**Task instructions**:
Word for word, give the material below again, minus any images.

**Provided data**:
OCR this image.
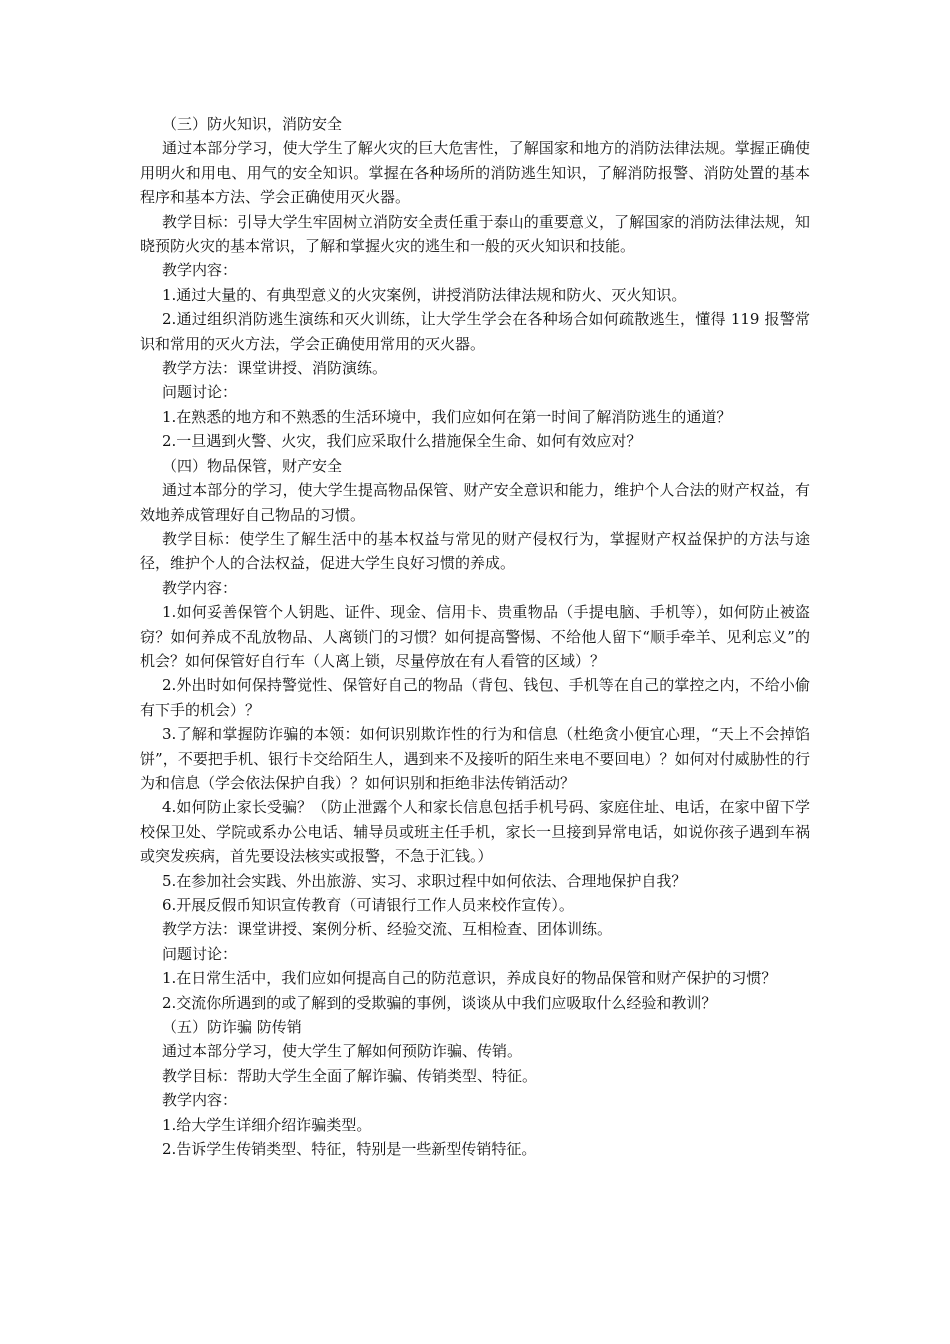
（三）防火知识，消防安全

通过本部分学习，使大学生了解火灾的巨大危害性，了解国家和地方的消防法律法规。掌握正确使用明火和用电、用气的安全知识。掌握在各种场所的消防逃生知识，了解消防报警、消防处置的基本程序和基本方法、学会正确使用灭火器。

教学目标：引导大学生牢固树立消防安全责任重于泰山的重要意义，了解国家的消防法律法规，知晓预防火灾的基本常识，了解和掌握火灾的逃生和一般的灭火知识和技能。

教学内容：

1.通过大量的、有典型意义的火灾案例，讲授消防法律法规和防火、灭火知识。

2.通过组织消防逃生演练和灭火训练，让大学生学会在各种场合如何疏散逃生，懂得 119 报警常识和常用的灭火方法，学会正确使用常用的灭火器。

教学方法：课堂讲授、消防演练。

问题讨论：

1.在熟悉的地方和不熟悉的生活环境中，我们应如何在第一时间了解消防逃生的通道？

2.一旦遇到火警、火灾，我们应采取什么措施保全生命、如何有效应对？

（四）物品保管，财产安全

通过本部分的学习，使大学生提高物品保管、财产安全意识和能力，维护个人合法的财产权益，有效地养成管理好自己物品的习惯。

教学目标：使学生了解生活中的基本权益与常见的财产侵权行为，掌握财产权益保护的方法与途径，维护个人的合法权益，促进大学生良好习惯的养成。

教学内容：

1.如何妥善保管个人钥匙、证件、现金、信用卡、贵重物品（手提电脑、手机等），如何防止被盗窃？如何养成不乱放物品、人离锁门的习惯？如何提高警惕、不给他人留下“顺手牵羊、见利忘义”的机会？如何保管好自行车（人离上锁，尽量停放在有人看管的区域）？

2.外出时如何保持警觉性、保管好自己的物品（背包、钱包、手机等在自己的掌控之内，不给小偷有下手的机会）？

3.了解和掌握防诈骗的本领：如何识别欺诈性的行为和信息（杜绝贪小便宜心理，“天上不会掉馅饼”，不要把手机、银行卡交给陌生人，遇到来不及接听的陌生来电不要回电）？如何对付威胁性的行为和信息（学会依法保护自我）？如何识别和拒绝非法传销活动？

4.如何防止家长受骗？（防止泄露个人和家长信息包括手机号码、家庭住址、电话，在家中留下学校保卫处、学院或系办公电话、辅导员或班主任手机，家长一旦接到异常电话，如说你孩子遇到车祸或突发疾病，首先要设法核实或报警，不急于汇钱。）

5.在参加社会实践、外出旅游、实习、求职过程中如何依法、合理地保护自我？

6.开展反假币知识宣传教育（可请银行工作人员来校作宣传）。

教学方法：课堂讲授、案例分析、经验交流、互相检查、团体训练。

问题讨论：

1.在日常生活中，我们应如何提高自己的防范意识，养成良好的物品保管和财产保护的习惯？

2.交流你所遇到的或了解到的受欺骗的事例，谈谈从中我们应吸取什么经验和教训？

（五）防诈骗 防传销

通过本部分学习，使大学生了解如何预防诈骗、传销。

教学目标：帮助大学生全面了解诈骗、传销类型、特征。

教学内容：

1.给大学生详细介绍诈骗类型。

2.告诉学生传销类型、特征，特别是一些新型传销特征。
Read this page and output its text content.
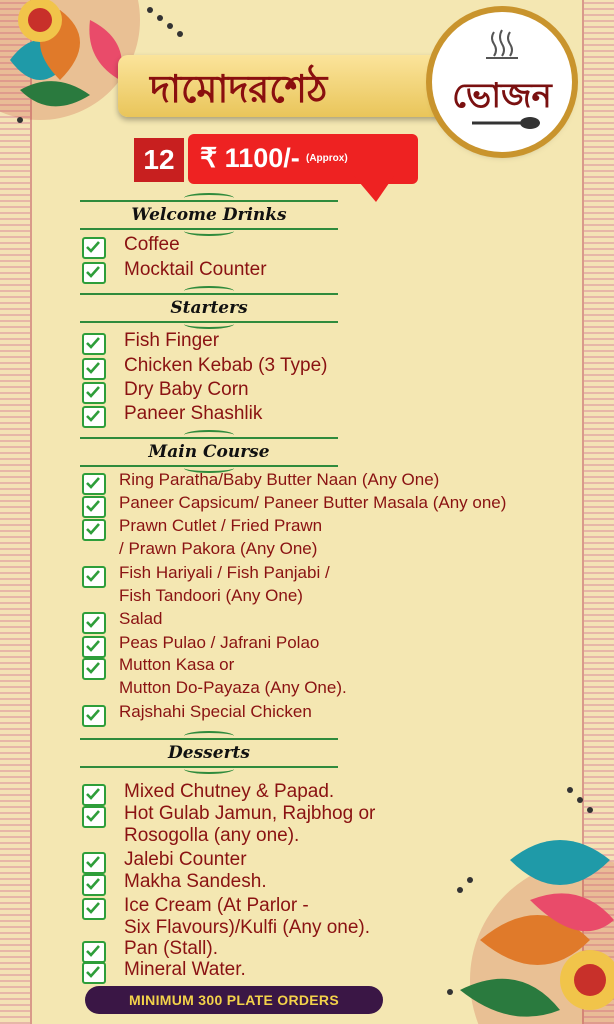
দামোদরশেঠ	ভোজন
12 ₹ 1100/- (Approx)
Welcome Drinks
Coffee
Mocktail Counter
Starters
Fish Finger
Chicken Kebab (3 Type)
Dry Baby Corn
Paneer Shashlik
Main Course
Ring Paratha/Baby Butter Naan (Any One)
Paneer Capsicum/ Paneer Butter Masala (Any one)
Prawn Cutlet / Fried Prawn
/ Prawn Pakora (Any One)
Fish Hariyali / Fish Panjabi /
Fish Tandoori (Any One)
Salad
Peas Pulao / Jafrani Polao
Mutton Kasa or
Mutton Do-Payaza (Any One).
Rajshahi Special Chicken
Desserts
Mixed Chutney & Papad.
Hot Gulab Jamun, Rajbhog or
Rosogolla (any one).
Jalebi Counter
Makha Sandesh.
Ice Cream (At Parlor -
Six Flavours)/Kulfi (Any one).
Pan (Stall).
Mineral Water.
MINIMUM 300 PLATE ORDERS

**Result below**:
OCR this image.
（三）防火知识，消防安全

通过本部分学习，使大学生了解火灾的巨大危害性，了解国家和地方的消防法律法规。掌握正确使用明火和用电、用气的安全知识。掌握在各种场所的消防逃生知识，了解消防报警、消防处置的基本程序和基本方法、学会正确使用灭火器。

教学目标：引导大学生牢固树立消防安全责任重于泰山的重要意义，了解国家的消防法律法规，知晓预防火灾的基本常识，了解和掌握火灾的逃生和一般的灭火知识和技能。

教学内容：

1.通过大量的、有典型意义的火灾案例，讲授消防法律法规和防火、灭火知识。

2.通过组织消防逃生演练和灭火训练，让大学生学会在各种场合如何疏散逃生，懂得 119 报警常识和常用的灭火方法，学会正确使用常用的灭火器。

教学方法：课堂讲授、消防演练。

问题讨论：

1.在熟悉的地方和不熟悉的生活环境中，我们应如何在第一时间了解消防逃生的通道？

2.一旦遇到火警、火灾，我们应采取什么措施保全生命、如何有效应对？

（四）物品保管，财产安全

通过本部分的学习，使大学生提高物品保管、财产安全意识和能力，维护个人合法的财产权益，有效地养成管理好自己物品的习惯。

教学目标：使学生了解生活中的基本权益与常见的财产侵权行为，掌握财产权益保护的方法与途径，维护个人的合法权益，促进大学生良好习惯的养成。

教学内容：

1.如何妥善保管个人钥匙、证件、现金、信用卡、贵重物品（手提电脑、手机等），如何防止被盗窃？如何养成不乱放物品、人离锁门的习惯？如何提高警惕、不给他人留下“顺手牵羊、见利忘义”的机会？如何保管好自行车（人离上锁，尽量停放在有人看管的区域）？

2.外出时如何保持警觉性、保管好自己的物品（背包、钱包、手机等在自己的掌控之内，不给小偷有下手的机会）？

3.了解和掌握防诈骗的本领：如何识别欺诈性的行为和信息（杜绝贪小便宜心理，“天上不会掉馅饼”，不要把手机、银行卡交给陌生人，遇到来不及接听的陌生来电不要回电）？如何对付威胁性的行为和信息（学会依法保护自我）？如何识别和拒绝非法传销活动？

4.如何防止家长受骗？（防止泄露个人和家长信息包括手机号码、家庭住址、电话，在家中留下学校保卫处、学院或系办公电话、辅导员或班主任手机，家长一旦接到异常电话，如说你孩子遇到车祸或突发疾病，首先要设法核实或报警，不急于汇钱。）

5.在参加社会实践、外出旅游、实习、求职过程中如何依法、合理地保护自我？

6.开展反假币知识宣传教育（可请银行工作人员来校作宣传）。

教学方法：课堂讲授、案例分析、经验交流、互相检查、团体训练。

问题讨论：

1.在日常生活中，我们应如何提高自己的防范意识，养成良好的物品保管和财产保护的习惯？

2.交流你所遇到的或了解到的受欺骗的事例，谈谈从中我们应吸取什么经验和教训？

（五）防诈骗 防传销

通过本部分学习，使大学生了解如何预防诈骗、传销。

教学目标：帮助大学生全面了解诈骗、传销类型、特征。

教学内容：

1.给大学生详细介绍诈骗类型。

2.告诉学生传销类型、特征，特别是一些新型传销特征。
Read this page and output its text content.
দামোদরশেঠ	ভোজন
12 ₹ 1100/- (Approx)
Welcome Drinks
Coffee
Mocktail Counter
Starters
Fish Finger
Chicken Kebab (3 Type)
Dry Baby Corn
Paneer Shashlik
Main Course
Ring Paratha/Baby Butter Naan (Any One)
Paneer Capsicum/ Paneer Butter Masala (Any one)
Prawn Cutlet / Fried Prawn
/ Prawn Pakora (Any One)
Fish Hariyali / Fish Panjabi /
Fish Tandoori (Any One)
Salad
Peas Pulao / Jafrani Polao
Mutton Kasa or
Mutton Do-Payaza (Any One).
Rajshahi Special Chicken
Desserts
Mixed Chutney & Papad.
Hot Gulab Jamun, Rajbhog or
Rosogolla (any one).
Jalebi Counter
Makha Sandesh.
Ice Cream (At Parlor -
Six Flavours)/Kulfi (Any one).
Pan (Stall).
Mineral Water.
MINIMUM 300 PLATE ORDERS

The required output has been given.